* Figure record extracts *
+++++

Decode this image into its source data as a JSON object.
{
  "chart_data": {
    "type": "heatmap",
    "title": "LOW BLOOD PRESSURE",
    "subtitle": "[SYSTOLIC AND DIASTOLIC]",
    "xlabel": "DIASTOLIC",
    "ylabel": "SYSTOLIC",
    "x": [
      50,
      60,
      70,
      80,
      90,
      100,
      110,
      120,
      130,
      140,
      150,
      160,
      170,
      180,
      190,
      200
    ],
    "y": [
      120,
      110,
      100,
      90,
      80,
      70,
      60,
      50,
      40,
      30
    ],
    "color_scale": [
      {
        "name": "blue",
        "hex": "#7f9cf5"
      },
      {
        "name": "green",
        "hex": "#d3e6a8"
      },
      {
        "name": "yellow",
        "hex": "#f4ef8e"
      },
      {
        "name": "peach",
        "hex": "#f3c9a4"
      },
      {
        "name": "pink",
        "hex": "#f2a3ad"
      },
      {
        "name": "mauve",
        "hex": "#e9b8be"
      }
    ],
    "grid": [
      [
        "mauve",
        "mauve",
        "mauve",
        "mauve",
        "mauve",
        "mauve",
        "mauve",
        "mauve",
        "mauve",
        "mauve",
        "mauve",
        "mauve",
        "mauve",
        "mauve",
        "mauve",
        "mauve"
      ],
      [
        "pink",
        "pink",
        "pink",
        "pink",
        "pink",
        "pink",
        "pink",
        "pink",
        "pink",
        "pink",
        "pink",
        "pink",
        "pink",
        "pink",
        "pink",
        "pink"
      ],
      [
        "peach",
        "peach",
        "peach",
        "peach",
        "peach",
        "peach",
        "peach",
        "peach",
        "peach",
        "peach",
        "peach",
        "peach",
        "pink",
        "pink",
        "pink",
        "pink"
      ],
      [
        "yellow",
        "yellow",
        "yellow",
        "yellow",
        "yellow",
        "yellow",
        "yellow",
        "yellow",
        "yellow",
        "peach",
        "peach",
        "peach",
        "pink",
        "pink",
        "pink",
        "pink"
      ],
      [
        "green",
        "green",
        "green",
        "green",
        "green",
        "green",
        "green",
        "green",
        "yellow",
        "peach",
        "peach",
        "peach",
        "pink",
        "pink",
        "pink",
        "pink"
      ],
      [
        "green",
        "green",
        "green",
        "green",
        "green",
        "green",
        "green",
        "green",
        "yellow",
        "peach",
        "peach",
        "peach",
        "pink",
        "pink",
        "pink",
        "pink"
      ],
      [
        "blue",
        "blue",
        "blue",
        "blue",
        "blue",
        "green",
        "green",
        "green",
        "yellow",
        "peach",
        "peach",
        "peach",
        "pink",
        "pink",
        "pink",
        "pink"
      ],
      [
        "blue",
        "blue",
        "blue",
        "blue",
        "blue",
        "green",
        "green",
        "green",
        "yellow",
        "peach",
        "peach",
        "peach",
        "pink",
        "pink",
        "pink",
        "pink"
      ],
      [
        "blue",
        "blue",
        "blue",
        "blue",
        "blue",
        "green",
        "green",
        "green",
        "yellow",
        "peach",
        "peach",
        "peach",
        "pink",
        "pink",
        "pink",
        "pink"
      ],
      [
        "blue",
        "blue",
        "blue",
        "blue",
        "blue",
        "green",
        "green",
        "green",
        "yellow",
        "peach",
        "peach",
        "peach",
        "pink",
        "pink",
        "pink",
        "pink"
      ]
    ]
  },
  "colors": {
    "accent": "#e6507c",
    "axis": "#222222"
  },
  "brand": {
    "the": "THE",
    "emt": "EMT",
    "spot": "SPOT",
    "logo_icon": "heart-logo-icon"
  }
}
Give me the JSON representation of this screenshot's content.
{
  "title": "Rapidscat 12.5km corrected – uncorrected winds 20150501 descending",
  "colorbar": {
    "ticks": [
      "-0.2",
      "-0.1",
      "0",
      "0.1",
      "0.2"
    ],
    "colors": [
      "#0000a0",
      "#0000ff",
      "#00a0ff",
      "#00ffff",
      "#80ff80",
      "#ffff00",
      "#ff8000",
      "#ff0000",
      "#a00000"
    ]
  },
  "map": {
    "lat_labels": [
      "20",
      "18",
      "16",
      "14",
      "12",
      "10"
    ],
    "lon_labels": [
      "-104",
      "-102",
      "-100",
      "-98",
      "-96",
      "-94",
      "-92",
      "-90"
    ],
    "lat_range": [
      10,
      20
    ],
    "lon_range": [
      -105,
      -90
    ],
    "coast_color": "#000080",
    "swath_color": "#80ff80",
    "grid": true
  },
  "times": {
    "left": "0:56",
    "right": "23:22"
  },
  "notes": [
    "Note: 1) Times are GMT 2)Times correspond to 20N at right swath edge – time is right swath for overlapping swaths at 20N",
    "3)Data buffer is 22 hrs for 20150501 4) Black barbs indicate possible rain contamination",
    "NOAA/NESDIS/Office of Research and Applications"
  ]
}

+++++

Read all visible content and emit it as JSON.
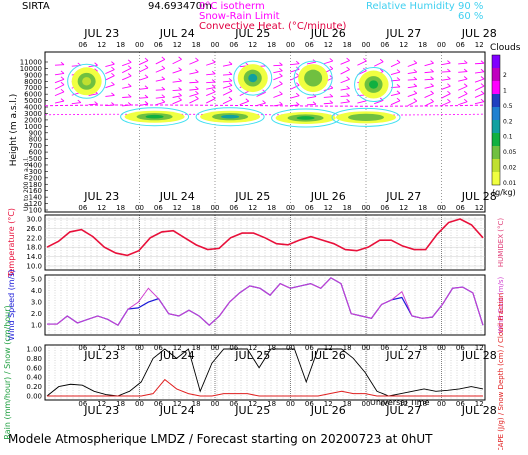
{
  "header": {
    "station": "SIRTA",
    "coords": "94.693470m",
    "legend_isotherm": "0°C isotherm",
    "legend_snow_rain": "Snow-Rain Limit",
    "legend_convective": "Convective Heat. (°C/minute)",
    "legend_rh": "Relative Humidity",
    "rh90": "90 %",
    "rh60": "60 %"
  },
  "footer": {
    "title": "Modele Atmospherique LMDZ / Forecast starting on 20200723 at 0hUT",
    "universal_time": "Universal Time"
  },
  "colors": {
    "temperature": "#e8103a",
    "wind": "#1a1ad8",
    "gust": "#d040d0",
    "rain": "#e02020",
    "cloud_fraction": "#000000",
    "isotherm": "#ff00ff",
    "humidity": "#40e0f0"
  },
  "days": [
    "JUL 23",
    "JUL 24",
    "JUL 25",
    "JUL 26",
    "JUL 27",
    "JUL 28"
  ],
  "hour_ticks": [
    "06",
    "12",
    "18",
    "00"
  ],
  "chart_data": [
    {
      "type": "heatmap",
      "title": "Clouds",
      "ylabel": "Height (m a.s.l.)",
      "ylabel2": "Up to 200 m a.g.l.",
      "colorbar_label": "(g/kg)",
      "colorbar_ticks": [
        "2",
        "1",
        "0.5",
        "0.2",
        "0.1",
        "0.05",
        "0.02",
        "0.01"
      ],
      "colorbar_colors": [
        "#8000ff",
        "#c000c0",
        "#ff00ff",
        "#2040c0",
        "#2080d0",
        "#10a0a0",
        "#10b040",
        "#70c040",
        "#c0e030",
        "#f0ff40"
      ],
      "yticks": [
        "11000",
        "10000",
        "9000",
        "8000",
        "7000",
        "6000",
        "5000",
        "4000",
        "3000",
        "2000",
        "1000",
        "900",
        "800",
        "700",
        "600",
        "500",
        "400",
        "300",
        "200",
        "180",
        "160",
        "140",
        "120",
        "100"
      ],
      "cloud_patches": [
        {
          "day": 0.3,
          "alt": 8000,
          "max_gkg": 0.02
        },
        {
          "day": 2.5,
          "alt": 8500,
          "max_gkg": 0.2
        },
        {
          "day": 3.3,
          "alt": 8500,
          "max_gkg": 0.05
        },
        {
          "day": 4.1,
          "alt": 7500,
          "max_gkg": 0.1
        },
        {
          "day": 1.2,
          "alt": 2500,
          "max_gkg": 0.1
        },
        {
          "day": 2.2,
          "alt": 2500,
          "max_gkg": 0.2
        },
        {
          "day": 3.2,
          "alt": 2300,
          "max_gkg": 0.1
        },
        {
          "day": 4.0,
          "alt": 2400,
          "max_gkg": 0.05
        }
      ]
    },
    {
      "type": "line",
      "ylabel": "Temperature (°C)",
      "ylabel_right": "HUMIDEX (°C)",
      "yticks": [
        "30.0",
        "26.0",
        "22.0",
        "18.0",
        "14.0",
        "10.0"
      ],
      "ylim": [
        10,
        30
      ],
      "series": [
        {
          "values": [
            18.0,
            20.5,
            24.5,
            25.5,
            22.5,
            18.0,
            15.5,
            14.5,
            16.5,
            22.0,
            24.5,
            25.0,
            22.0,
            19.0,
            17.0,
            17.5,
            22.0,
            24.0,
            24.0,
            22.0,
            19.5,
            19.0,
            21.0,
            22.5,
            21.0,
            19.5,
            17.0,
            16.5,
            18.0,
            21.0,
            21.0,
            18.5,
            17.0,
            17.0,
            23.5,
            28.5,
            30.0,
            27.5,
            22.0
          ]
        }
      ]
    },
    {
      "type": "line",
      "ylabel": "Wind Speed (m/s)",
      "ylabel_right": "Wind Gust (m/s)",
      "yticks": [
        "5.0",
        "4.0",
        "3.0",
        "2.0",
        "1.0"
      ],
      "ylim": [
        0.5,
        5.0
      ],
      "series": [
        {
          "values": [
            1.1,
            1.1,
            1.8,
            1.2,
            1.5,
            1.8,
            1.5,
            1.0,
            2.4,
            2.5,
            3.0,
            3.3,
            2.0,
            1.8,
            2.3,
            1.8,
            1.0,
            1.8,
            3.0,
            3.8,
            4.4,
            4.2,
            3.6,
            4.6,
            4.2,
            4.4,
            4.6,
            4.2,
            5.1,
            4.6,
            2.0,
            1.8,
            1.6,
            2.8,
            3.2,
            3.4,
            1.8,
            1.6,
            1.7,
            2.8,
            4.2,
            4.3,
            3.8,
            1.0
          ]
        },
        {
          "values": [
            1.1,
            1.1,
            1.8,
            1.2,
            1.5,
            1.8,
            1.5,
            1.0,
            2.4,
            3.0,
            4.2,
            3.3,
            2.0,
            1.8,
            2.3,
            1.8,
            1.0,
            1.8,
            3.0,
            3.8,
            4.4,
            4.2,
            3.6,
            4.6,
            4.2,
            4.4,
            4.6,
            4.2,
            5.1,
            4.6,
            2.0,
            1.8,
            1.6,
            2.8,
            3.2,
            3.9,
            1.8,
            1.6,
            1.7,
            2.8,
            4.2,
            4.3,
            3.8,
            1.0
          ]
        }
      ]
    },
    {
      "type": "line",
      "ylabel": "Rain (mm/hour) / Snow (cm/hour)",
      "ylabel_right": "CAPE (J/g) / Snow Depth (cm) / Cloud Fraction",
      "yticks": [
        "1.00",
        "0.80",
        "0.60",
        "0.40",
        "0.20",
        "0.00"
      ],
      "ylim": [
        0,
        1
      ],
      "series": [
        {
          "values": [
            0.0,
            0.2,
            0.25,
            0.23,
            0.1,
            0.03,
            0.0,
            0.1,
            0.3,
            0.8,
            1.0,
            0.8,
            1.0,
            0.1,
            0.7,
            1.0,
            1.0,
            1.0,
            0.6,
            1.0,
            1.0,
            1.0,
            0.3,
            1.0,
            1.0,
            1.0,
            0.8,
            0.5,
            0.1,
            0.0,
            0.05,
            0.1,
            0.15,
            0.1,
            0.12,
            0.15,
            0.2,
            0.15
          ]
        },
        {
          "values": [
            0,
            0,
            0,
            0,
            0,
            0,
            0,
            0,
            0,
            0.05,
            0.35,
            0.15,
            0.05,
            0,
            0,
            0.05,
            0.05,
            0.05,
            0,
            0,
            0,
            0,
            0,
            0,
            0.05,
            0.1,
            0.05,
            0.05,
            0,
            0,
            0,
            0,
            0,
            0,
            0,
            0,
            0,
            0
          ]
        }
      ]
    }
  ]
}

+++++

* THE PROBLEM *
Reply with the number of lines in the material above that contain "isotherm", and nothing more.

* SOLUTION TO THE PROBLEM *
2